§ **Task statement**:
Rewrite all the records below as a JSON list of strings, one string per line, with no blank lines. Leave the pictures out.

::::::

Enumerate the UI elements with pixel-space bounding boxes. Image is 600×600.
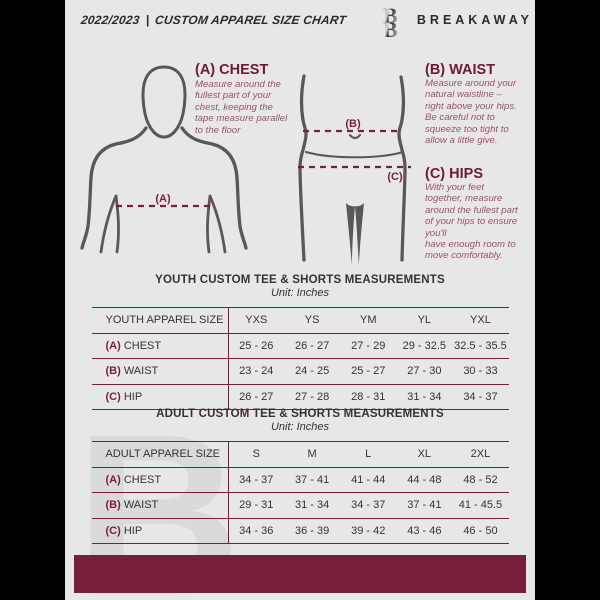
svg-text:(C): (C)	[387, 171, 403, 183]
svg-text:(B): (B)	[345, 118, 361, 130]
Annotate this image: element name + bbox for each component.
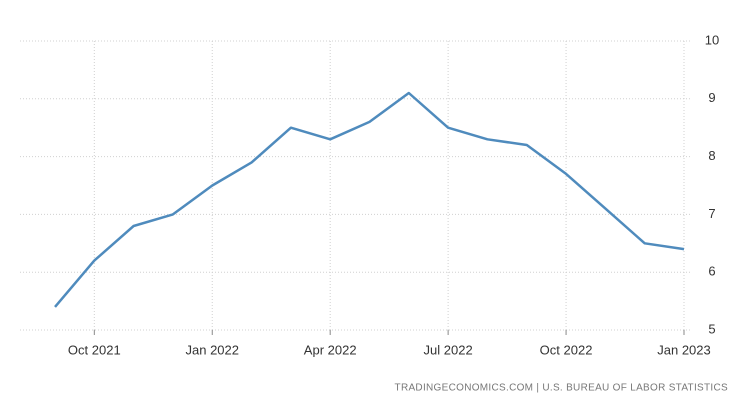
y-tick-label: 5: [708, 321, 715, 336]
x-tick-label: Jan 2023: [657, 342, 711, 357]
y-tick-label: 10: [705, 32, 719, 47]
x-tick-label: Jul 2022: [424, 342, 473, 357]
x-tick-label: Oct 2022: [540, 342, 593, 357]
source: TRADINGECONOMICS.COM | U.S. BUREAU OF LA…: [395, 383, 728, 394]
x-tick-label: Jan 2022: [186, 342, 240, 357]
line: [54, 91, 685, 308]
y-tick-label: 8: [708, 148, 715, 163]
y-tick-label: 6: [708, 264, 715, 279]
y-tick-label: 7: [708, 206, 715, 221]
x-tick-label: Apr 2022: [304, 342, 357, 357]
x-tick-label: Oct 2021: [68, 342, 121, 357]
y-tick-label: 9: [708, 90, 715, 105]
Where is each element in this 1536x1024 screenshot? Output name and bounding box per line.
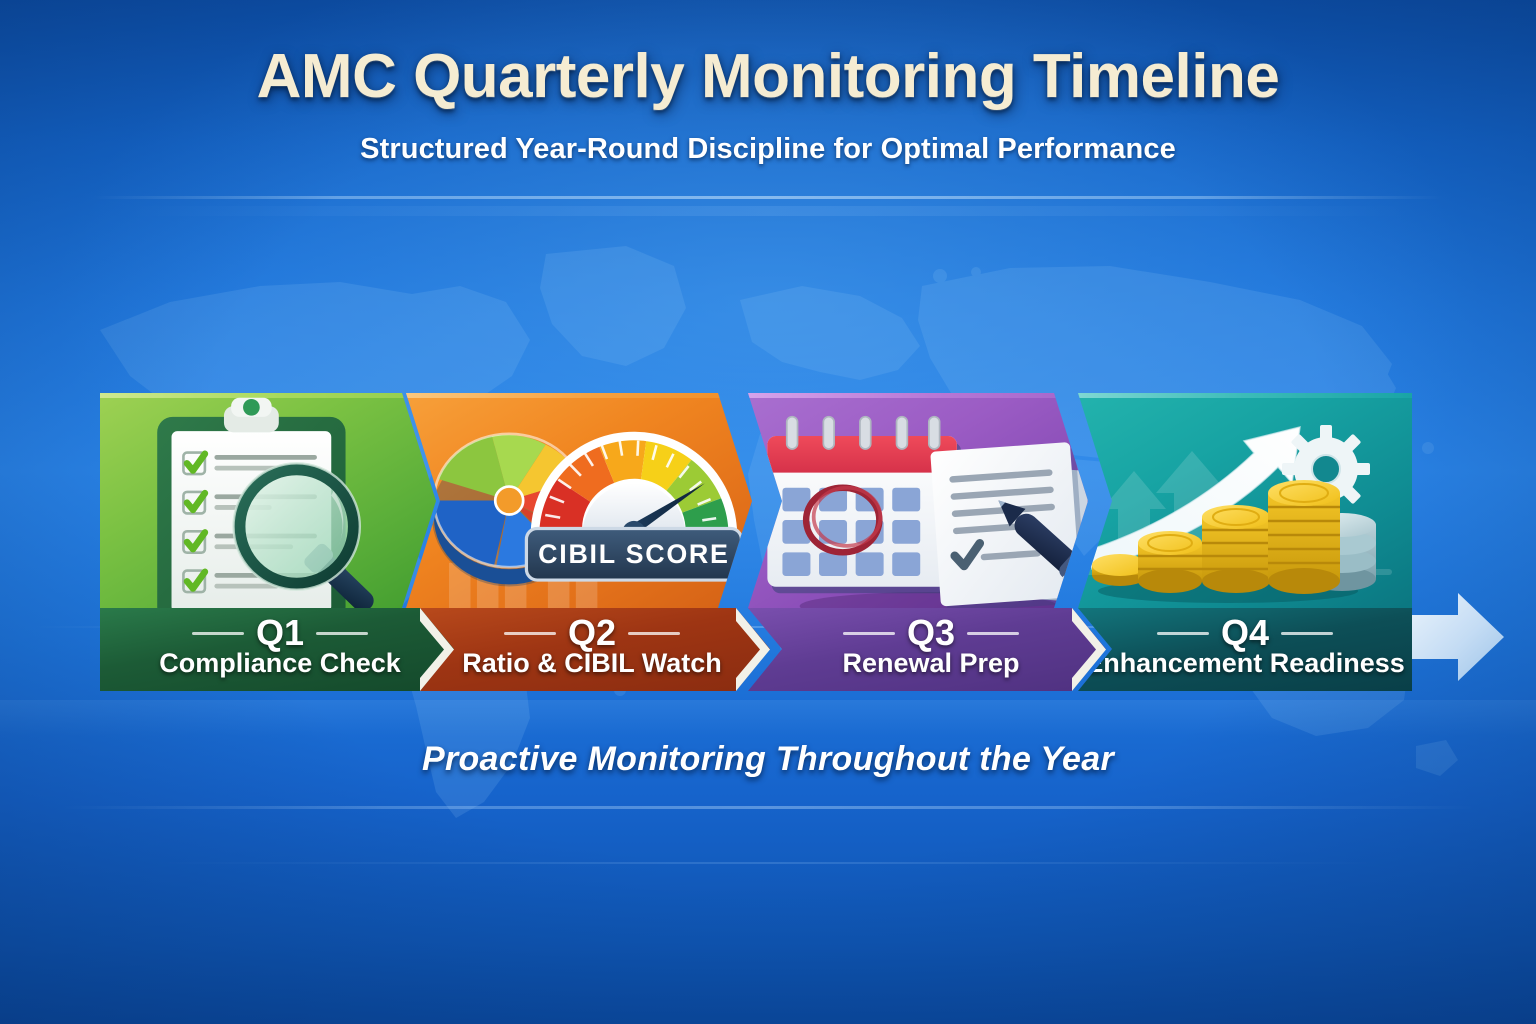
- q2-quarter-number: Q2: [567, 612, 617, 654]
- divider-line-left: [1156, 631, 1209, 635]
- timeline-segment-q3[interactable]: Q3 Renewal Prep: [748, 393, 1114, 691]
- timeline-segment-q4[interactable]: Q4 Enhancement Readiness: [1078, 393, 1412, 691]
- pie-chart-gauge-icon: CIBIL SCORE: [406, 393, 752, 608]
- divider-line-right: [316, 631, 369, 635]
- q3-quarter-row: Q3: [842, 612, 1020, 654]
- timeline-segment-q2[interactable]: CIBIL SCORE Q2 Ratio & CIBIL Watch: [406, 393, 778, 691]
- divider-line-left: [503, 631, 556, 635]
- q1-chevron-separator: [420, 608, 454, 691]
- divider-line-right: [628, 631, 681, 635]
- calendar-document-pen-icon: [748, 393, 1088, 608]
- q3-icon-panel: [748, 393, 1088, 608]
- cibil-score-gauge-label: CIBIL SCORE: [538, 539, 730, 569]
- page-subtitle: Structured Year-Round Discipline for Opt…: [360, 132, 1176, 165]
- q4-quarter-row: Q4: [1156, 612, 1334, 654]
- header: AMC Quarterly Monitoring Timeline Struct…: [0, 42, 1536, 166]
- q3-label-band: Q3 Renewal Prep: [748, 608, 1106, 691]
- q2-chevron-separator: [736, 608, 770, 691]
- footer: Proactive Monitoring Throughout the Year: [0, 740, 1536, 779]
- arrow-right-icon: [1412, 589, 1504, 685]
- coin-stacks-growth-arrow-gear-icon: [1078, 393, 1412, 608]
- q1-quarter-label: Compliance Check: [159, 648, 401, 679]
- footer-tagline: Proactive Monitoring Throughout the Year: [421, 740, 1115, 778]
- q2-icon-panel: CIBIL SCORE: [406, 393, 752, 608]
- q4-quarter-number: Q4: [1220, 612, 1270, 654]
- clipboard-checklist-magnifier-icon: [100, 393, 436, 608]
- quarterly-timeline: Q1 Compliance Check: [100, 393, 1412, 691]
- q1-icon-panel: [100, 393, 436, 608]
- page-title: AMC Quarterly Monitoring Timeline: [256, 42, 1280, 111]
- q1-label-band: Q1 Compliance Check: [100, 608, 454, 691]
- divider-line-right: [1281, 631, 1334, 635]
- q4-icon-panel: [1078, 393, 1412, 608]
- q4-label-band: Q4 Enhancement Readiness: [1078, 608, 1412, 691]
- q3-chevron-separator: [1072, 608, 1106, 691]
- divider-line-right: [967, 631, 1020, 635]
- q2-quarter-label: Ratio & CIBIL Watch: [462, 648, 722, 679]
- q2-label-band: Q2 Ratio & CIBIL Watch: [406, 608, 770, 691]
- q3-quarter-label: Renewal Prep: [842, 648, 1020, 679]
- q2-quarter-row: Q2: [503, 612, 681, 654]
- q1-quarter-row: Q1: [191, 612, 369, 654]
- q1-quarter-number: Q1: [255, 612, 305, 654]
- divider-line-left: [842, 631, 895, 635]
- divider-line-left: [191, 631, 244, 635]
- q4-quarter-label: Enhancement Readiness: [1085, 648, 1405, 679]
- q3-quarter-number: Q3: [906, 612, 956, 654]
- timeline-segment-q1[interactable]: Q1 Compliance Check: [100, 393, 460, 691]
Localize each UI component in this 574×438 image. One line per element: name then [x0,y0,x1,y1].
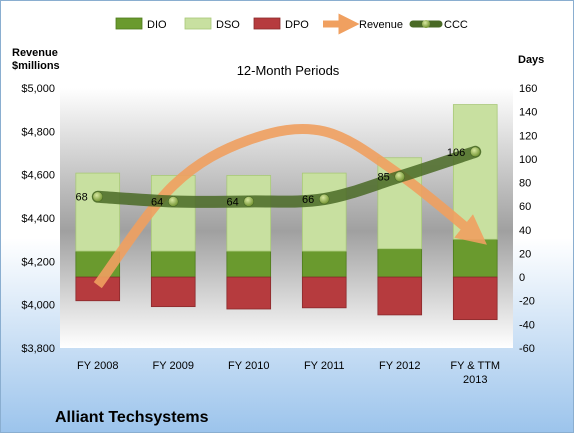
legend-label: DIO [147,19,167,31]
bar-dio [377,248,423,278]
right-tick-label: 40 [519,225,531,237]
bar-dio [452,238,498,278]
x-tick-label: FY & TTM [450,360,500,372]
right-tick-label: 60 [519,201,531,213]
ccc-data-label: 85 [378,172,390,184]
ccc-point [167,196,179,207]
ccc-point [92,191,104,203]
x-tick-label: FY 2008 [77,360,118,372]
left-tick-label: $4,800 [21,126,55,138]
bar-dpo [452,276,498,321]
lines: 68 64 64 66 85 106 [76,124,487,289]
legend-swatch-dot [422,20,430,28]
bar-dpo [377,276,423,316]
bar-dso [301,172,347,252]
right-tick-label: 140 [519,107,537,119]
legend-label: CCC [444,19,468,31]
company-name: Alliant Techsystems [55,409,209,426]
right-tick-label: -20 [519,296,535,308]
right-tick-label: 80 [519,178,531,190]
ccc-point [469,146,481,158]
x-tick-label: FY 2011 [304,360,345,372]
bar-dio [301,250,347,278]
ccc-data-label: 64 [151,196,163,208]
legend-swatch [253,17,281,30]
x-tick-label: 2013 [463,374,487,386]
right-tick-label: 20 [519,248,531,260]
right-axis-label: Days [518,54,544,66]
left-tick-label: $4,200 [21,256,55,268]
right-tick-label: 0 [519,272,525,284]
bar-dso [75,172,121,252]
right-tick-label: 120 [519,130,537,142]
x-tick-label: FY 2012 [379,360,420,372]
left-axis-label-line1: Revenue [12,47,58,59]
legend-label: Revenue [359,19,403,31]
right-tick-label: -60 [519,343,535,355]
x-tick-label: FY 2009 [153,360,194,372]
left-axis-ticks: $3,800 $4,000 $4,200 $4,400 $4,600 $4,800 $5,0… [21,83,55,355]
x-tick-label: FY 2010 [228,360,269,372]
ccc-data-label: 66 [302,194,314,206]
legend-label: DPO [285,19,309,31]
legend: DIO DSO DPO Revenue CCC [115,13,468,35]
bar-dpo [301,276,347,309]
legend-label: DSO [216,19,240,31]
bar-dso [226,175,272,252]
left-axis-label-line2: $millions [12,60,60,72]
ccc-line [91,145,482,208]
chart-title: 12-Month Periods [237,63,340,78]
right-tick-label: 160 [519,83,537,95]
ccc-point [243,196,255,207]
left-tick-label: $3,800 [21,343,55,355]
legend-swatch [115,17,143,30]
ccc-point [318,193,330,205]
legend-swatch [184,17,212,30]
right-tick-label: 100 [519,154,537,166]
ccc-data-label: 68 [76,192,88,204]
right-axis-ticks: -60 -40 -20 0 20 40 60 80 100 120 140 160 [519,83,537,355]
right-tick-label: -40 [519,319,535,331]
bar-dpo [226,276,272,310]
bar-dpo [150,276,196,308]
left-tick-label: $4,400 [21,213,55,225]
ccc-data-label: 106 [447,147,465,159]
left-tick-label: $5,000 [21,83,55,95]
bar-dio [150,250,196,278]
ccc-data-label: 64 [227,196,239,208]
bar-dio [226,250,272,278]
ccc-point [394,171,406,182]
x-axis-labels: FY 2008 FY 2009 FY 2010 FY 2011 FY 2012 FY & … [77,360,500,386]
left-tick-label: $4,600 [21,170,55,182]
left-tick-label: $4,000 [21,300,55,312]
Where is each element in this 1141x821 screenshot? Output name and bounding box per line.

::::::

§ **Exercise result**:
[
  "Enumerate the UI elements with pixel-space bounding boxes. Image is 600×600.",
  "svg-text:(C): (C)\t[387, 171, 403, 183]",
  "svg-text:(B): (B)\t[345, 118, 361, 130]",
  "Annotate this image: element name + bbox for each component.",
  "y-tick-label: 5: [708, 321, 715, 336]",
  "x-tick-label: Jan 2023: [657, 342, 711, 357]",
  "y-tick-label: 10: [705, 32, 719, 47]",
  "x-tick-label: Jul 2022: [424, 342, 473, 357]",
  "x-tick-label: Oct 2022: [540, 342, 593, 357]",
  "source: TRADINGECONOMICS.COM | U.S. BUREAU OF LA…: [395, 383, 728, 394]",
  "x-tick-label: Jan 2022: [186, 342, 240, 357]",
  "line: [54, 91, 685, 308]",
  "y-tick-label: 8: [708, 148, 715, 163]",
  "y-tick-label: 6: [708, 264, 715, 279]",
  "y-tick-label: 7: [708, 206, 715, 221]",
  "x-tick-label: Apr 2022: [304, 342, 357, 357]",
  "x-tick-label: Oct 2021: [68, 342, 121, 357]",
  "y-tick-label: 9: [708, 90, 715, 105]",
  "Where is each element in this 1536x1024 screenshot? Output name and bounding box per line.",
  "- q2-quarter-number: Q2: [567, 612, 617, 654]",
  "- divider-line-left: [1156, 631, 1209, 635]",
  "- timeline-segment-q3[interactable]: Q3 Renewal Prep: [748, 393, 1114, 691]",
  "- timeline-segment-q4[interactable]: Q4 Enhancement Readiness: [1078, 393, 1412, 691]",
  "- pie-chart-gauge-icon: CIBIL SCORE: [406, 393, 752, 608]",
  "- divider-line-right: [316, 631, 369, 635]",
  "- q3-quarter-row: Q3: [842, 612, 1020, 654]",
  "- timeline-segment-q2[interactable]: CIBIL SCORE Q2 Ratio & CIBIL Watch: [406, 393, 778, 691]",
  "- divider-line-left: [503, 631, 556, 635]",
  "- q1-chevron-separator: [420, 608, 454, 691]",
  "- divider-line-right: [628, 631, 681, 635]",
  "- calendar-document-pen-icon: [748, 393, 1088, 608]",
  "- q3-icon-panel: [748, 393, 1088, 608]",
  "- cibil-score-gauge-label: CIBIL SCORE: [538, 539, 730, 569]",
  "- page-subtitle: Structured Year-Round Discipline for Opt…: [360, 132, 1176, 165]",
  "- q4-quarter-row: Q4: [1156, 612, 1334, 654]",
  "- header: AMC Quarterly Monitoring Timeline Struct…: [0, 42, 1536, 166]",
  "- q3-label-band: Q3 Renewal Prep: [748, 608, 1106, 691]",
  "- q2-chevron-separator: [736, 608, 770, 691]",
  "- footer: Proactive Monitoring Throughout the Year: [0, 740, 1536, 779]",
  "- arrow-right-icon: [1412, 589, 1504, 685]",
  "- coin-stacks-growth-arrow-gear-icon: [1078, 393, 1412, 608]",
  "- q1-quarter-label: Compliance Check: [159, 648, 401, 679]",
  "- footer-tagline: Proactive Monitoring Throughout the Year: [421, 740, 1115, 778]",
  "- q2-icon-panel: CIBIL SCORE: [406, 393, 752, 608]",
  "- q4-quarter-number: Q4: [1220, 612, 1270, 654]",
  "- clipboard-checklist-magnifier-icon: [100, 393, 436, 608]",
  "- quarterly-timeline: Q1 Compliance Check: [100, 393, 1412, 691]",
  "- q1-icon-panel: [100, 393, 436, 608]",
  "- page-title: AMC Quarterly Monitoring Timeline: [256, 42, 1280, 111]",
  "- q1-label-band: Q1 Compliance Check: [100, 608, 454, 691]",
  "- divider-line-right: [1281, 631, 1334, 635]",
  "- q4-icon-panel: [1078, 393, 1412, 608]",
  "- q4-label-band: Q4 Enhancement Readiness: [1078, 608, 1412, 691]",
  "- q3-chevron-separator: [1072, 608, 1106, 691]",
  "- divider-line-right: [967, 631, 1020, 635]",
  "- q2-quarter-label: Ratio & CIBIL Watch: [462, 648, 722, 679]",
  "- q2-label-band: Q2 Ratio & CIBIL Watch: [406, 608, 770, 691]",
  "- q3-quarter-label: Renewal Prep: [842, 648, 1020, 679]",
  "- q2-quarter-row: Q2: [503, 612, 681, 654]",
  "- q1-quarter-row: Q1: [191, 612, 369, 654]",
  "- q1-quarter-number: Q1: [255, 612, 305, 654]",
  "- divider-line-left: [842, 631, 895, 635]",
  "- divider-line-left: [191, 631, 244, 635]",
  "- q4-quarter-label: Enhancement Readiness: [1085, 648, 1405, 679]",
  "- q3-quarter-number: Q3: [906, 612, 956, 654]",
  "- timeline-segment-q1[interactable]: Q1 Compliance Check: [100, 393, 460, 691]",
  "Localize each UI component in this 574×438 image. One line per element: name then [x0,y0,x1,y1].",
  "legend-label: DIO [147,19,167,31]",
  "bar-dio [377,248,423,278]",
  "right-tick-label: 40 [519,225,531,237]",
  "bar-dio [452,238,498,278]",
  "x-tick-label: FY & TTM [450,360,500,372]",
  "right-tick-label: 60 [519,201,531,213]",
  "ccc-data-label: 85 [378,172,390,184]",
  "ccc-point [167,196,179,207]",
  "ccc-point [92,191,104,203]",
  "x-tick-label: FY 2008 [77,360,118,372]",
  "left-tick-label: $4,800 [21,126,55,138]",
  "bar-dpo [452,276,498,321]",
  "lines: 68 64 64 66 85 106 [76,124,487,289]",
  "legend-swatch-dot [422,20,430,28]",
  "bar-dpo [377,276,423,316]",
  "bar-dso [301,172,347,252]",
  "right-tick-label: 140 [519,107,537,119]",
  "legend-label: CCC [444,19,468,31]",
  "company-name: Alliant Techsystems [55,409,209,426]",
  "right-tick-label: -20 [519,296,535,308]",
  "right-tick-label: 80 [519,178,531,190]",
  "ccc-point [469,146,481,158]",
  "x-tick-label: FY 2011 [304,360,345,372]",
  "bar-dio [301,250,347,278]",
  "ccc-data-label: 64 [151,196,163,208]",
  "legend-swatch [253,17,281,30]",
  "x-tick-label: 2013 [463,374,487,386]",
  "right-tick-label: 20 [519,248,531,260]",
  "right-axis-label: Days [518,54,544,66]",
  "left-tick-label: $4,200 [21,256,55,268]",
  "right-tick-label: 0 [519,272,525,284]",
  "bar-dso [75,172,121,252]",
  "right-tick-label: 120 [519,130,537,142]",
  "x-tick-label: FY 2012 [379,360,420,372]",
  "left-axis-label-line1: Revenue [12,47,58,59]",
  "legend-label: Revenue [359,19,403,31]",
  "right-tick-label: -60 [519,343,535,355]",
  "x-tick-label: FY 2009 [153,360,194,372]",
  "left-axis-ticks: $3,800 $4,000 $4,200 $4,400 $4,600 $4,800 $5,0… [21,83,55,355]",
  "x-tick-label: FY 2010 [228,360,269,372]",
  "ccc-data-label: 66 [302,194,314,206]",
  "legend-label: DPO [285,19,309,31]",
  "legend: DIO DSO DPO Revenue CCC [115,13,468,35]",
  "bar-dpo [301,276,347,309]",
  "legend-label: DSO [216,19,240,31]",
  "bar-dso [226,175,272,252]",
  "left-axis-label-line2: $millions [12,60,60,72]",
  "ccc-line [91,145,482,208]",
  "chart-title: 12-Month Periods [237,63,340,78]",
  "right-tick-label: 160 [519,83,537,95]",
  "ccc-point [243,196,255,207]",
  "left-tick-label: $3,800 [21,343,55,355]",
  "legend-swatch [115,17,143,30]",
  "ccc-point [318,193,330,205]",
  "legend-swatch [184,17,212,30]",
  "right-tick-label: 100 [519,154,537,166]",
  "ccc-data-label: 68 [76,192,88,204]",
  "right-axis-ticks: -60 -40 -20 0 20 40 60 80 100 120 140 160 [519,83,537,355]",
  "right-tick-label: -40 [519,319,535,331]",
  "bar-dpo [226,276,272,310]",
  "bar-dpo [150,276,196,308]",
  "left-tick-label: $4,400 [21,213,55,225]",
  "ccc-data-label: 106 [447,147,465,159]",
  "left-tick-label: $5,000 [21,83,55,95]",
  "bar-dio [150,250,196,278]",
  "ccc-data-label: 64 [227,196,239,208]",
  "bar-dio [226,250,272,278]",
  "ccc-point [394,171,406,182]",
  "x-axis-labels: FY 2008 FY 2009 FY 2010 FY 2011 FY 2012 FY & … [77,360,500,386]",
  "left-tick-label: $4,600 [21,170,55,182]",
  "left-tick-label: $4,000 [21,300,55,312]",
  "Where is each element in this 1141x821 screenshot? Output name and bounding box per line."
]